• Brief:
Beneath this task is a listing. State how many of its lines include the string "LABIAL", giving nothing but the number.

Chart and figure data
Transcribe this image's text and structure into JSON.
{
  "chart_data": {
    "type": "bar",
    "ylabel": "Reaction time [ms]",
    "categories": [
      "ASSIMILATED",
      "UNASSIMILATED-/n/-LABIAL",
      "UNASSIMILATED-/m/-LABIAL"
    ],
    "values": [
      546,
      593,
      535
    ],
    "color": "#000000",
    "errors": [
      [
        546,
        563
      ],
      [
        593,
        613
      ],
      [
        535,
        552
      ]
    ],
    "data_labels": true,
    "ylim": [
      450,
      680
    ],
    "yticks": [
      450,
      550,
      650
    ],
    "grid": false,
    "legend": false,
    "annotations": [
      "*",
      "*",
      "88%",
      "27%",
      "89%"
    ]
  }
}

• Exercise result:
2